[Begin Dataset entries]
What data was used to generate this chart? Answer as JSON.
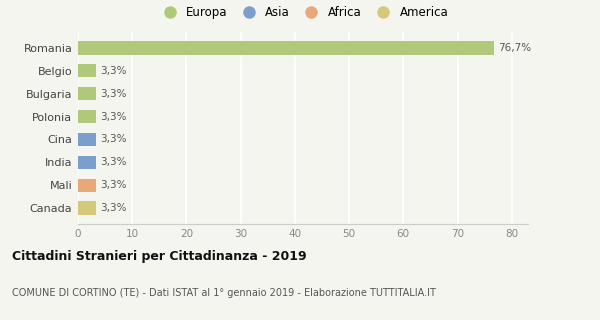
{
  "categories": [
    "Canada",
    "Mali",
    "India",
    "Cina",
    "Polonia",
    "Bulgaria",
    "Belgio",
    "Romania"
  ],
  "values": [
    3.3,
    3.3,
    3.3,
    3.3,
    3.3,
    3.3,
    3.3,
    76.7
  ],
  "bar_colors": [
    "#d4c87a",
    "#e8a878",
    "#7b9fcc",
    "#7b9fcc",
    "#b0c87a",
    "#b0c87a",
    "#b0c87a",
    "#b0c87a"
  ],
  "labels": [
    "3,3%",
    "3,3%",
    "3,3%",
    "3,3%",
    "3,3%",
    "3,3%",
    "3,3%",
    "76,7%"
  ],
  "xlim": [
    0,
    83
  ],
  "xticks": [
    0,
    10,
    20,
    30,
    40,
    50,
    60,
    70,
    80
  ],
  "title": "Cittadini Stranieri per Cittadinanza - 2019",
  "subtitle": "COMUNE DI CORTINO (TE) - Dati ISTAT al 1° gennaio 2019 - Elaborazione TUTTITALIA.IT",
  "legend_labels": [
    "Europa",
    "Asia",
    "Africa",
    "America"
  ],
  "legend_colors": [
    "#b0c87a",
    "#7b9fcc",
    "#e8a878",
    "#d4c87a"
  ],
  "background_color": "#f5f5ef",
  "grid_color": "#ffffff",
  "bar_height": 0.6
}
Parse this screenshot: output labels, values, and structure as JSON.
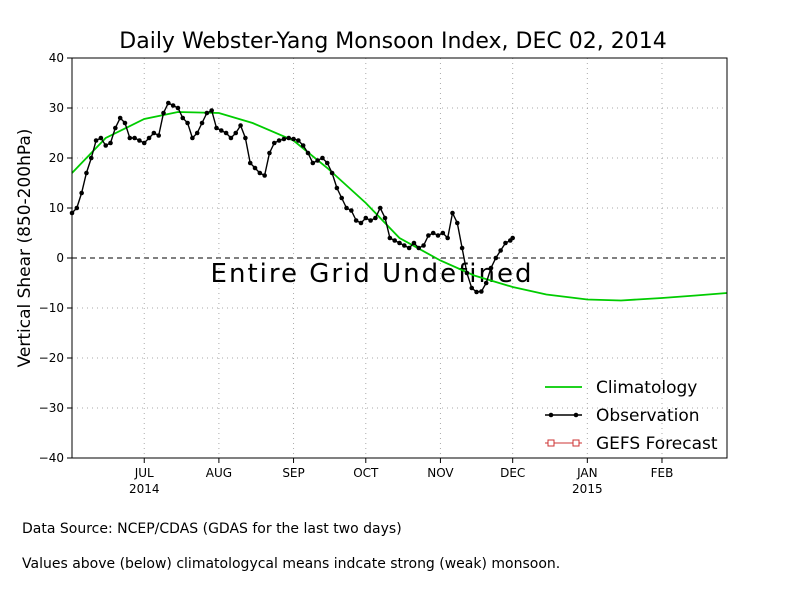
{
  "chart_data": {
    "type": "line",
    "title": "Daily Webster-Yang Monsoon Index, DEC 02, 2014",
    "ylabel": "Vertical Shear (850-200hPa)",
    "xlabel": "",
    "ylim": [
      -40,
      40
    ],
    "yticks": [
      40,
      30,
      20,
      10,
      0,
      -10,
      -20,
      -30,
      -40
    ],
    "ytick_labels": [
      "40",
      "30",
      "20",
      "10",
      "0",
      "−10",
      "−20",
      "−30",
      "−40"
    ],
    "xlim": [
      "2014-06-01",
      "2015-02-28"
    ],
    "xticks": [
      {
        "date": "2014-07-01",
        "label": "JUL",
        "year": "2014"
      },
      {
        "date": "2014-08-01",
        "label": "AUG",
        "year": ""
      },
      {
        "date": "2014-09-01",
        "label": "SEP",
        "year": ""
      },
      {
        "date": "2014-10-01",
        "label": "OCT",
        "year": ""
      },
      {
        "date": "2014-11-01",
        "label": "NOV",
        "year": ""
      },
      {
        "date": "2014-12-01",
        "label": "DEC",
        "year": ""
      },
      {
        "date": "2015-01-01",
        "label": "JAN",
        "year": "2015"
      },
      {
        "date": "2015-02-01",
        "label": "FEB",
        "year": ""
      }
    ],
    "grid": true,
    "zero_line": "dashed",
    "annotation": "Entire Grid Undefined",
    "legend": {
      "position": "bottom-right",
      "entries": [
        {
          "name": "Climatology",
          "color": "#00cc00",
          "style": "line"
        },
        {
          "name": "Observation",
          "color": "#000000",
          "style": "line-dot"
        },
        {
          "name": "GEFS Forecast",
          "color": "#cc3333",
          "style": "line-square"
        }
      ]
    },
    "series": [
      {
        "name": "Climatology",
        "color": "#00cc00",
        "x": [
          "2014-06-01",
          "2014-06-15",
          "2014-07-01",
          "2014-07-15",
          "2014-08-01",
          "2014-08-15",
          "2014-09-01",
          "2014-09-15",
          "2014-10-01",
          "2014-10-15",
          "2014-11-01",
          "2014-11-15",
          "2014-12-01",
          "2014-12-15",
          "2015-01-01",
          "2015-01-15",
          "2015-02-01",
          "2015-02-15",
          "2015-02-28"
        ],
        "values": [
          17.0,
          24.0,
          27.8,
          29.2,
          29.0,
          27.0,
          23.5,
          18.0,
          11.0,
          4.0,
          -0.5,
          -3.5,
          -5.8,
          -7.3,
          -8.3,
          -8.5,
          -8.0,
          -7.5,
          -7.0
        ]
      },
      {
        "name": "Observation",
        "color": "#000000",
        "x": [
          "2014-06-01",
          "2014-06-03",
          "2014-06-05",
          "2014-06-07",
          "2014-06-09",
          "2014-06-11",
          "2014-06-13",
          "2014-06-15",
          "2014-06-17",
          "2014-06-19",
          "2014-06-21",
          "2014-06-23",
          "2014-06-25",
          "2014-06-27",
          "2014-06-29",
          "2014-07-01",
          "2014-07-03",
          "2014-07-05",
          "2014-07-07",
          "2014-07-09",
          "2014-07-11",
          "2014-07-13",
          "2014-07-15",
          "2014-07-17",
          "2014-07-19",
          "2014-07-21",
          "2014-07-23",
          "2014-07-25",
          "2014-07-27",
          "2014-07-29",
          "2014-07-31",
          "2014-08-02",
          "2014-08-04",
          "2014-08-06",
          "2014-08-08",
          "2014-08-10",
          "2014-08-12",
          "2014-08-14",
          "2014-08-16",
          "2014-08-18",
          "2014-08-20",
          "2014-08-22",
          "2014-08-24",
          "2014-08-26",
          "2014-08-28",
          "2014-08-30",
          "2014-09-01",
          "2014-09-03",
          "2014-09-05",
          "2014-09-07",
          "2014-09-09",
          "2014-09-11",
          "2014-09-13",
          "2014-09-15",
          "2014-09-17",
          "2014-09-19",
          "2014-09-21",
          "2014-09-23",
          "2014-09-25",
          "2014-09-27",
          "2014-09-29",
          "2014-10-01",
          "2014-10-03",
          "2014-10-05",
          "2014-10-07",
          "2014-10-09",
          "2014-10-11",
          "2014-10-13",
          "2014-10-15",
          "2014-10-17",
          "2014-10-19",
          "2014-10-21",
          "2014-10-23",
          "2014-10-25",
          "2014-10-27",
          "2014-10-29",
          "2014-10-31",
          "2014-11-02",
          "2014-11-04",
          "2014-11-06",
          "2014-11-08",
          "2014-11-10",
          "2014-11-12",
          "2014-11-14",
          "2014-11-16",
          "2014-11-18",
          "2014-11-20",
          "2014-11-22",
          "2014-11-24",
          "2014-11-26",
          "2014-11-28",
          "2014-11-30",
          "2014-12-01"
        ],
        "values": [
          9,
          10,
          13,
          17,
          20,
          23.5,
          24,
          22.5,
          23,
          26,
          28,
          27,
          24,
          24,
          23.5,
          23,
          24,
          25,
          24.5,
          29,
          31,
          30.5,
          30,
          28,
          27,
          24,
          25,
          27,
          29,
          29.5,
          26,
          25.5,
          25,
          24,
          25,
          26.5,
          24,
          19,
          18,
          17,
          16.5,
          21,
          23,
          23.5,
          23.8,
          24,
          23.8,
          23.5,
          22.5,
          21,
          19,
          19.5,
          20,
          19,
          17,
          14,
          12,
          10,
          9.5,
          7.5,
          7,
          8,
          7.5,
          8,
          10,
          8,
          4,
          3.5,
          3,
          2.5,
          2,
          3,
          2,
          2.5,
          4.5,
          5,
          4.5,
          5,
          4,
          9,
          7,
          2,
          -3,
          -6,
          -6.8,
          -6.7,
          -5,
          -2,
          0,
          1.5,
          3,
          3.5,
          4
        ]
      },
      {
        "name": "GEFS Forecast",
        "color": "#cc3333",
        "x": [],
        "values": []
      }
    ]
  },
  "footnotes": {
    "source": "Data Source: NCEP/CDAS (GDAS for the last two days)",
    "note": "Values above (below) climatologycal means indcate strong (weak) monsoon."
  }
}
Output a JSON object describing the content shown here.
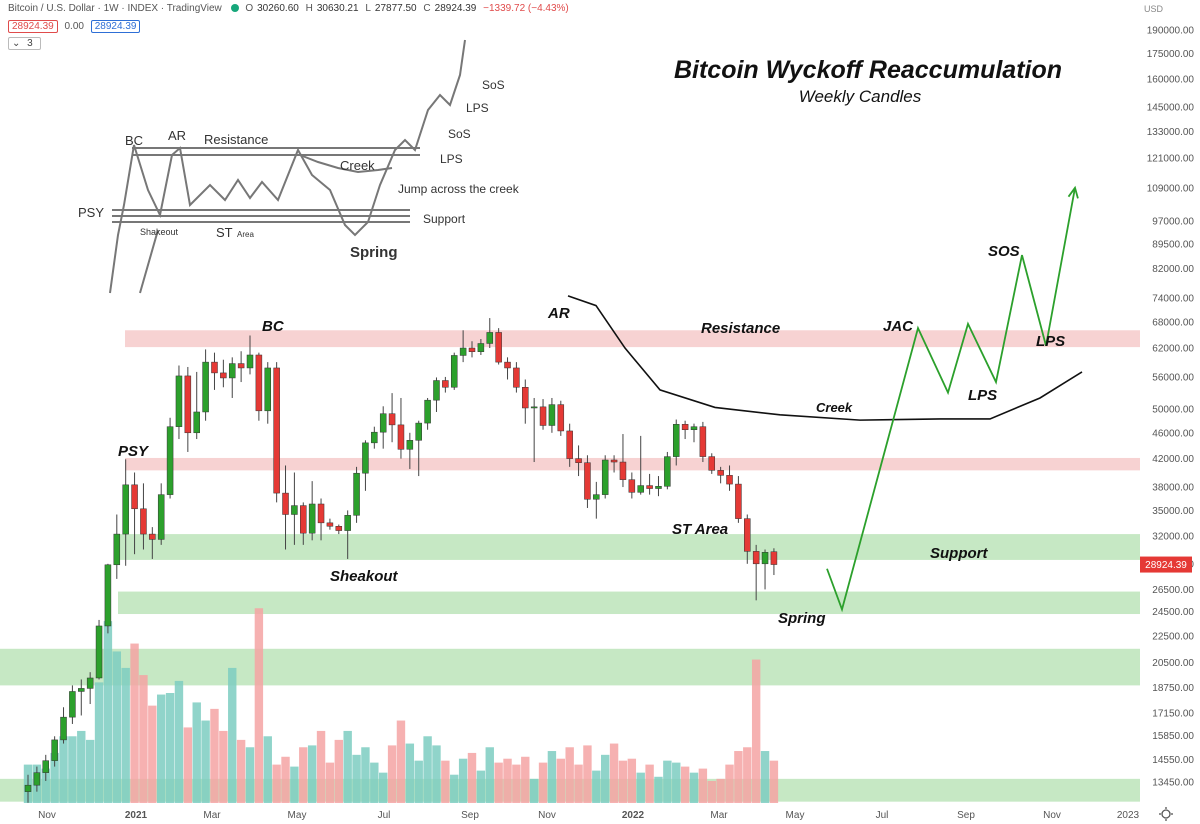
[End Dataset entries]
■ **Instructions to follow**: Every line of the records that includes the word "date" should be gathered.

■ **Task solution**:
        "date": "2014-07-01",
        "date": "2014-08-01",
        "date": "2014-09-01",
        "date": "2014-10-01",
        "date": "2014-11-01",
        "date": "2014-12-01",
        "date": "2015-01-01",
        "date": "2015-02-01",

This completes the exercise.